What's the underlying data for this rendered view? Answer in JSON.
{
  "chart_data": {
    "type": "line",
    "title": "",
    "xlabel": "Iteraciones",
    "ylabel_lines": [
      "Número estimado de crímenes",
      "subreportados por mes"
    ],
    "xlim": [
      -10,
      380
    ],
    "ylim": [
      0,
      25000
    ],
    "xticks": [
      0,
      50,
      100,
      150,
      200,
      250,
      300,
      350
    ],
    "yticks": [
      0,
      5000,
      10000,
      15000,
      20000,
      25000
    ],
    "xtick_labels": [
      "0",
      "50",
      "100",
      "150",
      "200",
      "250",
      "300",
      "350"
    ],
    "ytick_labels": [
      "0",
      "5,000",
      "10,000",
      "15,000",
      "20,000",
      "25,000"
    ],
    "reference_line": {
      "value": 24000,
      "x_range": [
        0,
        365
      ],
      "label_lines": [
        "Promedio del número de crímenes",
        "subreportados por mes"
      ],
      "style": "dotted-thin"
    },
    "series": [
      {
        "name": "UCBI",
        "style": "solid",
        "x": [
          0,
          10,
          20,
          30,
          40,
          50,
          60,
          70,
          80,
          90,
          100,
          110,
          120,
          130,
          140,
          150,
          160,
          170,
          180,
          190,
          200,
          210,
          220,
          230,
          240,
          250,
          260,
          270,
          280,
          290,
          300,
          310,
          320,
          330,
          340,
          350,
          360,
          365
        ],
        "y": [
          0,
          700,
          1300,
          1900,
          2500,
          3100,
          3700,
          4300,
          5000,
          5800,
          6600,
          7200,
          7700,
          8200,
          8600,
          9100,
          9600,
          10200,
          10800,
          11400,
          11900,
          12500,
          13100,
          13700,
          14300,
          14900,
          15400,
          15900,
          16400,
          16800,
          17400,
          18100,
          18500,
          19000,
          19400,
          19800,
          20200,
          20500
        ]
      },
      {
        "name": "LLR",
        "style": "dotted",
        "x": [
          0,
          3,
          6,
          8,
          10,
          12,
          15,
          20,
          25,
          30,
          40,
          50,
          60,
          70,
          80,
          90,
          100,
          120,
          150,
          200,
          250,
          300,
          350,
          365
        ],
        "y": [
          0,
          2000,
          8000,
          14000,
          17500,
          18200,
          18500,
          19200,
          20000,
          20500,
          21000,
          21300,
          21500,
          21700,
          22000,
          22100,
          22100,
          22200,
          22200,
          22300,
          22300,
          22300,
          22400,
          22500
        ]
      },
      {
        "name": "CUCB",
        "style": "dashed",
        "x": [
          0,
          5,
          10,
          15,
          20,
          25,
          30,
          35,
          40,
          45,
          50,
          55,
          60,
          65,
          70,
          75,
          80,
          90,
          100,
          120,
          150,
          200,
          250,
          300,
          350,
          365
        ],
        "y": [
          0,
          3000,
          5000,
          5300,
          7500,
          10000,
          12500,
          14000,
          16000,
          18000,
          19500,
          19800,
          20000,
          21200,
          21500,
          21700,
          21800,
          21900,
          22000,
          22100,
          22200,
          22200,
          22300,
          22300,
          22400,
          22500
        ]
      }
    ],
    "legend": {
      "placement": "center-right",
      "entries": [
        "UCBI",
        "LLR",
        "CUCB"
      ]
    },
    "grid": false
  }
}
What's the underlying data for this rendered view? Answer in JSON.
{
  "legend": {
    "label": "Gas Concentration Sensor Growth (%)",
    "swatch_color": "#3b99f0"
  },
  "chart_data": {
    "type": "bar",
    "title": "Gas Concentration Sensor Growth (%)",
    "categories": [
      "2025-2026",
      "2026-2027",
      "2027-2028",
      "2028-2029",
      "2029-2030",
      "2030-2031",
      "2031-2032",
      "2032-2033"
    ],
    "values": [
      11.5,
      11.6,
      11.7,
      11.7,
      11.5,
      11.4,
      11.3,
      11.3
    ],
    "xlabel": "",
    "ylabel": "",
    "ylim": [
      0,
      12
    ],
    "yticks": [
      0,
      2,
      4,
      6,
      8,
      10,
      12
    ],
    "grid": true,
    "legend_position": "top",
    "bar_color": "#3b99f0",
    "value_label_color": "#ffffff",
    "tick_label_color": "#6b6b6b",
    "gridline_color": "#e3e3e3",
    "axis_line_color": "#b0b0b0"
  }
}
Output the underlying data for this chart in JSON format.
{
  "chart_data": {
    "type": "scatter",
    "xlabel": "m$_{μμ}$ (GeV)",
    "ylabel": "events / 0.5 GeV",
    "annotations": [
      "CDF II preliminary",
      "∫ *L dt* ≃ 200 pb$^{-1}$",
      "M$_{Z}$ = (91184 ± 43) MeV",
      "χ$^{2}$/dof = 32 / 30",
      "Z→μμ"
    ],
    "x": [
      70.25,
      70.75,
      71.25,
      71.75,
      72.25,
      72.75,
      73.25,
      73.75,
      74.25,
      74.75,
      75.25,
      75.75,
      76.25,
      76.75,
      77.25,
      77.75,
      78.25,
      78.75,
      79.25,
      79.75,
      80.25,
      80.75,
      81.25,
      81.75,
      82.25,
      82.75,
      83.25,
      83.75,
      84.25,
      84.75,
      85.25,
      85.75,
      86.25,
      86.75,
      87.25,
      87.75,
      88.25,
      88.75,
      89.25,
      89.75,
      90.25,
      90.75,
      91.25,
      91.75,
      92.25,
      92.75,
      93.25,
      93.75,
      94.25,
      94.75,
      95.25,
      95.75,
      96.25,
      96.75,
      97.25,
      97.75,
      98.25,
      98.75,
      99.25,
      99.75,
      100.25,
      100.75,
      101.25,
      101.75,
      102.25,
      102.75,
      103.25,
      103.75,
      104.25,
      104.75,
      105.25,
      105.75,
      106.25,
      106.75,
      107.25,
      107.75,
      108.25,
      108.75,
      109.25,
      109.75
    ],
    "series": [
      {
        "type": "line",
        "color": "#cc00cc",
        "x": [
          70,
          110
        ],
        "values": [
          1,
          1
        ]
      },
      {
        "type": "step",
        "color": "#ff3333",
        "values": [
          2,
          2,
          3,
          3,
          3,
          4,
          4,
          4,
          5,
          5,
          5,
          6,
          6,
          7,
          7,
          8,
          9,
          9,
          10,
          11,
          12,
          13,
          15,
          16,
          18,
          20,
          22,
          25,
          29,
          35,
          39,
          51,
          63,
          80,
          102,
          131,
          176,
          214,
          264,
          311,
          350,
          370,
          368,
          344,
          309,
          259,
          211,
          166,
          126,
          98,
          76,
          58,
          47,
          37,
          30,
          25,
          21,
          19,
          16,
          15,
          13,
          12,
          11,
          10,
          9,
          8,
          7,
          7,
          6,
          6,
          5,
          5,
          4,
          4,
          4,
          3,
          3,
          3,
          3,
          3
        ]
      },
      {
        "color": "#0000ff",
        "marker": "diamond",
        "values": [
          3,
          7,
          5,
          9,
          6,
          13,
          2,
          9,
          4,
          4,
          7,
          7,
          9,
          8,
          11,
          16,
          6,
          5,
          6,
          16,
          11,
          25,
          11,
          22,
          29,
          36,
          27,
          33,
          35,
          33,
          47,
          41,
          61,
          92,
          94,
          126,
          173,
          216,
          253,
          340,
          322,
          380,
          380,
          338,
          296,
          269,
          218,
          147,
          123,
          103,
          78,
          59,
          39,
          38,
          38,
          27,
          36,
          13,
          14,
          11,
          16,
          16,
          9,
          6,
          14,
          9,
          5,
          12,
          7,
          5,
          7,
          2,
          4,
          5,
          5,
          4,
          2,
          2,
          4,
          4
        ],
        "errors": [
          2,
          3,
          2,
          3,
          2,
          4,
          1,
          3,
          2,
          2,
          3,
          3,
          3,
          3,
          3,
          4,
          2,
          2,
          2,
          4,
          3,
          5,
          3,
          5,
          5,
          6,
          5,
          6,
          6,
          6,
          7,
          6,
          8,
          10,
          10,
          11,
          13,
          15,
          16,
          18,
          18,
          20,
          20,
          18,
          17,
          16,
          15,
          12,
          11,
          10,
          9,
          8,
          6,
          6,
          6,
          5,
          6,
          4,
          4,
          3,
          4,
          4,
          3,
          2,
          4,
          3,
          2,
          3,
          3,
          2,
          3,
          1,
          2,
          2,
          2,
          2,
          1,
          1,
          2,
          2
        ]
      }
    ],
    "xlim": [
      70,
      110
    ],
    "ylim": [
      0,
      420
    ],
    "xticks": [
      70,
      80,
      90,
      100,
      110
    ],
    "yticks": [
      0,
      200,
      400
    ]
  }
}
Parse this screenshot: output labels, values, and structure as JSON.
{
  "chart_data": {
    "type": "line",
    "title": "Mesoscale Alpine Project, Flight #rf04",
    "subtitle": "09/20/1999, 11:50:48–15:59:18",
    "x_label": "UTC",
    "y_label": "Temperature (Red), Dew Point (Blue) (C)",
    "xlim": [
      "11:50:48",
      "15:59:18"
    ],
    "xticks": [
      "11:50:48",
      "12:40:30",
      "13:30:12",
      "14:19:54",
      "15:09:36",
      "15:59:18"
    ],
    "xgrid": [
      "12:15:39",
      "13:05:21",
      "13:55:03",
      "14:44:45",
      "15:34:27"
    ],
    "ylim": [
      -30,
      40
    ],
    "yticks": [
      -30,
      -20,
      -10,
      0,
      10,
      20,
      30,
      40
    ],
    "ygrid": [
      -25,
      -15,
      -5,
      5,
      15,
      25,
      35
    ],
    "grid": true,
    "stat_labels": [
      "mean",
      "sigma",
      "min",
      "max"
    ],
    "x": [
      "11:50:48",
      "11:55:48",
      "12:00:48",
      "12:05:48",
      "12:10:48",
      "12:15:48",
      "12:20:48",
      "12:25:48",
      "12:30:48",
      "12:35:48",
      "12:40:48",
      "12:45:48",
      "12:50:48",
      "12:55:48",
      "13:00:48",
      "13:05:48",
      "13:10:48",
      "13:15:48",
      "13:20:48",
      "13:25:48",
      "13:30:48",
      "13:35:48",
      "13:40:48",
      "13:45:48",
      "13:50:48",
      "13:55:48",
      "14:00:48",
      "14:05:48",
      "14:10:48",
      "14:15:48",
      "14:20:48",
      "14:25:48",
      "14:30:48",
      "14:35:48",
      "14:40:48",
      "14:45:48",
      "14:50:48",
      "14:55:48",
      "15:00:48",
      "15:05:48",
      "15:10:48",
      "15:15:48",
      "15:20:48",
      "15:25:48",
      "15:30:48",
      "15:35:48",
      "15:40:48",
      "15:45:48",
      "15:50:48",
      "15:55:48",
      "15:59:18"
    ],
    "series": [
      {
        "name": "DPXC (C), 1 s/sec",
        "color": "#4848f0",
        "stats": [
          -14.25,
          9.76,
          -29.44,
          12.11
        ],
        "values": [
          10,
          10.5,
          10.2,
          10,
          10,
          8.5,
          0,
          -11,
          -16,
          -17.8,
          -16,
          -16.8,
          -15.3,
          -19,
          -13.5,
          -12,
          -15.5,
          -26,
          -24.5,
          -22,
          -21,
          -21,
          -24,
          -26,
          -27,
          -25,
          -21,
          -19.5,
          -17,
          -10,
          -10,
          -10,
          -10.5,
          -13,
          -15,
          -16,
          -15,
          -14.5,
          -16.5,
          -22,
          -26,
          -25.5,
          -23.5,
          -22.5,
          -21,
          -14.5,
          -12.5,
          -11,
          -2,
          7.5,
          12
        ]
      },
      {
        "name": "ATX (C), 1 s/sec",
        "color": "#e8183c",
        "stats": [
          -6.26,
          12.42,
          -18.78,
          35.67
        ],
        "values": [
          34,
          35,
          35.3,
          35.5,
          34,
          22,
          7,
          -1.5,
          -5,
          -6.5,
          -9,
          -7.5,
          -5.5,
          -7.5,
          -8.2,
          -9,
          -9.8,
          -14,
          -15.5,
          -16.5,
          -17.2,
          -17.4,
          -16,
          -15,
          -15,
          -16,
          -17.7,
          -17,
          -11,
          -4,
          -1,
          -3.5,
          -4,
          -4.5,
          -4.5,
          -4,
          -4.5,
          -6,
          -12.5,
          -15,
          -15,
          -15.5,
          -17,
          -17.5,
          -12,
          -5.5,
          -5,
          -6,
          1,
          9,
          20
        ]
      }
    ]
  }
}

──────

- Exercise
For the entries above, count the lines that contain the string "this", and state that number without further comment.

- The response
4